## Start INPUT FOR THIS TASK

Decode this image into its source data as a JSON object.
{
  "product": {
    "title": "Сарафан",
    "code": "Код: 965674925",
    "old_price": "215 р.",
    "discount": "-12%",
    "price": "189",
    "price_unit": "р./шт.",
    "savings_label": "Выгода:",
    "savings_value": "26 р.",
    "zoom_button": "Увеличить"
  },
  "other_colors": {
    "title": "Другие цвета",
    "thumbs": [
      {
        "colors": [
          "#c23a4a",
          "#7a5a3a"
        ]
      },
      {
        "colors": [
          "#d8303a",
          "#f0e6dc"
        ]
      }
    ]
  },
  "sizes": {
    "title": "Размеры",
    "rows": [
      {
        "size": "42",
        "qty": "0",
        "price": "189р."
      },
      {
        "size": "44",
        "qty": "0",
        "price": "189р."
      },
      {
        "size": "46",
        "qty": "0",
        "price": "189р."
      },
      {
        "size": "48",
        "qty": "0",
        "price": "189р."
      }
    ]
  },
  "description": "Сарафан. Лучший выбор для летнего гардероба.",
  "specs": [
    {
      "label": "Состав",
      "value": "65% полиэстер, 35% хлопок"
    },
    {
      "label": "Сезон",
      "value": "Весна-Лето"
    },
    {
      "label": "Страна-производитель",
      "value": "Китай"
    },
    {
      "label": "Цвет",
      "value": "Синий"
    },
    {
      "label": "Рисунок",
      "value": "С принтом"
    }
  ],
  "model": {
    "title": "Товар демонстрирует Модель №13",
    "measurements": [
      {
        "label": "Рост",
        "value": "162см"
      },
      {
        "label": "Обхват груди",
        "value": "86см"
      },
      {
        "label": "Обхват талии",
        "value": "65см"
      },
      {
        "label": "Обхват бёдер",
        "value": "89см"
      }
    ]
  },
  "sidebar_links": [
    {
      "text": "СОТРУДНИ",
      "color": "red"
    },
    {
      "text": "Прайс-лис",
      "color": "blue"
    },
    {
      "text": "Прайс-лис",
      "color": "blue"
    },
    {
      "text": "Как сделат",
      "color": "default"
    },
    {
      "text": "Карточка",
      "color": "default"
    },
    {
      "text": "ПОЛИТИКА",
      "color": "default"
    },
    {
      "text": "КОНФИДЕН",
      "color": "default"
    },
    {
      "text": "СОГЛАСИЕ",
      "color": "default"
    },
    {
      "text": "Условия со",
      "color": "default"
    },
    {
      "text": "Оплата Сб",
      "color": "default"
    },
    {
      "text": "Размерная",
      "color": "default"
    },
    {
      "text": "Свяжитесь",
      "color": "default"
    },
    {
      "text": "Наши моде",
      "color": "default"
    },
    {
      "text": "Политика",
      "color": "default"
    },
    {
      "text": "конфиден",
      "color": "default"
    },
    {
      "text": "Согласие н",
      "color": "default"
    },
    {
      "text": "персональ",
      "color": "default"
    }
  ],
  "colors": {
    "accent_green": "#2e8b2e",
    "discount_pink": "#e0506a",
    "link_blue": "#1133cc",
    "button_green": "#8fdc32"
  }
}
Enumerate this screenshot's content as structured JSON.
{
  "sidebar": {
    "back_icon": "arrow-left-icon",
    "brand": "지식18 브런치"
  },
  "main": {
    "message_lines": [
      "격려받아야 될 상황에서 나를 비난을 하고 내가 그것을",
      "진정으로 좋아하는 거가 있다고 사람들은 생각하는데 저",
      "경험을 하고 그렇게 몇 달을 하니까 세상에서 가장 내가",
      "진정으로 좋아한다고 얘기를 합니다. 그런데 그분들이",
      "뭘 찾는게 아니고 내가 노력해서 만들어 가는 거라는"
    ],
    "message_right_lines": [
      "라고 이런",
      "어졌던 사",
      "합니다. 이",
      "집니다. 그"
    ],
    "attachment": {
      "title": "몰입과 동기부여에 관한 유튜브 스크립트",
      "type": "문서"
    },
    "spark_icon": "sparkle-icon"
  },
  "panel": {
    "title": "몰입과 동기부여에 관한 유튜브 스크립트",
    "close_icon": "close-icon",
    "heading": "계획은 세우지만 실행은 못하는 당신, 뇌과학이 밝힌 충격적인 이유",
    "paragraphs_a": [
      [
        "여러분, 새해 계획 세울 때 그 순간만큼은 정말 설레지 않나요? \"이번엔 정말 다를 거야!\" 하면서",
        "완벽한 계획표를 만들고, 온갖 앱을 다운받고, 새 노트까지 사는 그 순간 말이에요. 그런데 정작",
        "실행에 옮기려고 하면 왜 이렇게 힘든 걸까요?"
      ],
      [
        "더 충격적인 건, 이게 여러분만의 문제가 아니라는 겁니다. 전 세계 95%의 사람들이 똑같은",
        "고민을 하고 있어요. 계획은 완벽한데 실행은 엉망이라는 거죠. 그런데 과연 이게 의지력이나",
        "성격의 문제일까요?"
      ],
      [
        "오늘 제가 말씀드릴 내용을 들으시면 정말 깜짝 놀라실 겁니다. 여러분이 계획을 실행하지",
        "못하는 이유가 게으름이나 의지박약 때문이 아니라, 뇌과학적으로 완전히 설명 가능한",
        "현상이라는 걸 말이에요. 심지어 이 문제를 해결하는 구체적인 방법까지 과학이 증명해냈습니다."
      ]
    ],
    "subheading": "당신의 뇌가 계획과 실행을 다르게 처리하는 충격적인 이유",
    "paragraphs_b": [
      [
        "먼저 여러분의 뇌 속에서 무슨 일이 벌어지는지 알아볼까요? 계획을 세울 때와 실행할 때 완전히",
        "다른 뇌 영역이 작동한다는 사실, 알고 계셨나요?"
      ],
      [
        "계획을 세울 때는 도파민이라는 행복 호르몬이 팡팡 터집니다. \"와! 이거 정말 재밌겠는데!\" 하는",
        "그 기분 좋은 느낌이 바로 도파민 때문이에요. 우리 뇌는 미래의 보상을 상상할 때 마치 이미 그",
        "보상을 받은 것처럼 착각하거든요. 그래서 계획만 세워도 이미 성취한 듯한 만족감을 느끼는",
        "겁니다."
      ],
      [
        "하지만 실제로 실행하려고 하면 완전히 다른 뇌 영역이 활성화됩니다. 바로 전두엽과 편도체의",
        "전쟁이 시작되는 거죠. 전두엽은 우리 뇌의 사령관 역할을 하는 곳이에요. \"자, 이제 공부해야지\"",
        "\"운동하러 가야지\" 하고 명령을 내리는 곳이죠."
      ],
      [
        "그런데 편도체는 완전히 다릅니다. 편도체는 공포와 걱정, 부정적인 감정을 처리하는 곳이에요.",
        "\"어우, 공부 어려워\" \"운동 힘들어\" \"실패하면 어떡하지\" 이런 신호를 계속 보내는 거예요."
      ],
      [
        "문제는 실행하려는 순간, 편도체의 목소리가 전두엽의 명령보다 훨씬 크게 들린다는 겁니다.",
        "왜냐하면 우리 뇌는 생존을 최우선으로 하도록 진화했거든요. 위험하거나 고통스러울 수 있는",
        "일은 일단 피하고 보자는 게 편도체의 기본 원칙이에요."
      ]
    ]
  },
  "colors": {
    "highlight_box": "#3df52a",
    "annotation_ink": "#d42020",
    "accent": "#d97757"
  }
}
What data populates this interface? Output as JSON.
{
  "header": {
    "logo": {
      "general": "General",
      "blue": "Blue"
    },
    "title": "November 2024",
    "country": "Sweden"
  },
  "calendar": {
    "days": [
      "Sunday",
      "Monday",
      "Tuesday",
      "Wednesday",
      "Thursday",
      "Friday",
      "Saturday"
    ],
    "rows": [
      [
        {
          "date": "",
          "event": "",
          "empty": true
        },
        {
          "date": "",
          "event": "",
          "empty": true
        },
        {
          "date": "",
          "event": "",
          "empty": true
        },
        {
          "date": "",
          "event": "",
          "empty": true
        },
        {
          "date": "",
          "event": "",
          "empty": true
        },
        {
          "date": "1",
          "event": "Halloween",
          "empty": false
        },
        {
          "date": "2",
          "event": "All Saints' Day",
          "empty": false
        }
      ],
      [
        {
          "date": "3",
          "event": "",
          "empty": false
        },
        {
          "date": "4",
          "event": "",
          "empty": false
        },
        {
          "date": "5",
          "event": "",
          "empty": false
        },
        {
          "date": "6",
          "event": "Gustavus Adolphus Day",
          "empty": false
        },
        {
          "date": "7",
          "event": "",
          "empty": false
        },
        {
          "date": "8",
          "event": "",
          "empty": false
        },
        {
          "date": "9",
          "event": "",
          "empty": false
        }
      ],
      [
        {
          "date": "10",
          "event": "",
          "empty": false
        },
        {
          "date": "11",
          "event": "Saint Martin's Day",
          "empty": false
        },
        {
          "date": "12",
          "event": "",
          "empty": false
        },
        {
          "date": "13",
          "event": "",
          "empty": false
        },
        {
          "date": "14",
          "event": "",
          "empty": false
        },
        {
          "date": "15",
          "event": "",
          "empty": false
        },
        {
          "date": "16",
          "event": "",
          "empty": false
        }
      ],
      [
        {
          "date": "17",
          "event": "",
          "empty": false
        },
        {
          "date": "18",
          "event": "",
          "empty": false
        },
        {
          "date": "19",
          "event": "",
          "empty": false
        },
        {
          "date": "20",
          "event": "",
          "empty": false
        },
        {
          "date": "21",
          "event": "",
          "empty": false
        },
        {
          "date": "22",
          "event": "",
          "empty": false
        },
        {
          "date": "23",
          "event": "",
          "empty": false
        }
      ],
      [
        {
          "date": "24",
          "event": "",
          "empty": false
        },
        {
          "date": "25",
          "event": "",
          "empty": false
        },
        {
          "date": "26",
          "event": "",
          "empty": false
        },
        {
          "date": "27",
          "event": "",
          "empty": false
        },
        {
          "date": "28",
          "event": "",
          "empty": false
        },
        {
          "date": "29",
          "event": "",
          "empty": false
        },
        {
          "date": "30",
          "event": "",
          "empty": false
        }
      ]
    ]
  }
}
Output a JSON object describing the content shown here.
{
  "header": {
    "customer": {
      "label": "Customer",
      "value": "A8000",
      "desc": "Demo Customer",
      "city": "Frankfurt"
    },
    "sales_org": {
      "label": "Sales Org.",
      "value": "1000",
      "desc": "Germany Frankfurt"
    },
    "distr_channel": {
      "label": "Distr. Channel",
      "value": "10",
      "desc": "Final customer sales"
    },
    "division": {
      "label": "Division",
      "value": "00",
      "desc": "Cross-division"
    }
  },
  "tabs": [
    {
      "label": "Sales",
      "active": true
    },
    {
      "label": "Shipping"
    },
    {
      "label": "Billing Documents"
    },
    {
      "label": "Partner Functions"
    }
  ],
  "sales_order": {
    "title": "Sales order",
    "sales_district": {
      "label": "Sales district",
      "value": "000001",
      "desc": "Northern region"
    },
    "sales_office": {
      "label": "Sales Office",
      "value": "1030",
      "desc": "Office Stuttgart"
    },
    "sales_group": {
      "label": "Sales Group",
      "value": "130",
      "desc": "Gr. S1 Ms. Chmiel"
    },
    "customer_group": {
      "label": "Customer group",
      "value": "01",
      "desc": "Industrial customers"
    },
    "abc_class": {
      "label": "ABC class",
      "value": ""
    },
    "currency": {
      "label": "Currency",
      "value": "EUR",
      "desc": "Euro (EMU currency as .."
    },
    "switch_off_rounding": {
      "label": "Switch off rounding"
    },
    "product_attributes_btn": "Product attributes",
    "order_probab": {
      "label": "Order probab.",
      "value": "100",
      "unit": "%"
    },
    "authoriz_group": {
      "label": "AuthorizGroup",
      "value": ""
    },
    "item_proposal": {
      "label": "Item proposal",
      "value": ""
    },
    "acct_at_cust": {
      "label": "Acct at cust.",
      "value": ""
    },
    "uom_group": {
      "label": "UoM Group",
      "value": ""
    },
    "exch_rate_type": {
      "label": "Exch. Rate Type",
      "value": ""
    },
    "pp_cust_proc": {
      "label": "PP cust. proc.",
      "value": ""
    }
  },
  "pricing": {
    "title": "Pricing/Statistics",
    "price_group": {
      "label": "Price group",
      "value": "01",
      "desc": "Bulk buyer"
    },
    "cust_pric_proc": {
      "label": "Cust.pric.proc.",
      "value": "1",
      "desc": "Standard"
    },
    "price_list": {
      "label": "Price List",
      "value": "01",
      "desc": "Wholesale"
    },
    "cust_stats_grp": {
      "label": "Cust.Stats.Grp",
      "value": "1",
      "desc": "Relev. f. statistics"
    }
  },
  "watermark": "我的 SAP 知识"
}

## End INPUT FOR THIS TASK

● **THE REQUEST**
Pull out all lines from the listing that contain the string "Обхват".

● **FINISHED ANSWER**
        "label": "Обхват груди",
        "label": "Обхват талии",
        "label": "Обхват бёдер",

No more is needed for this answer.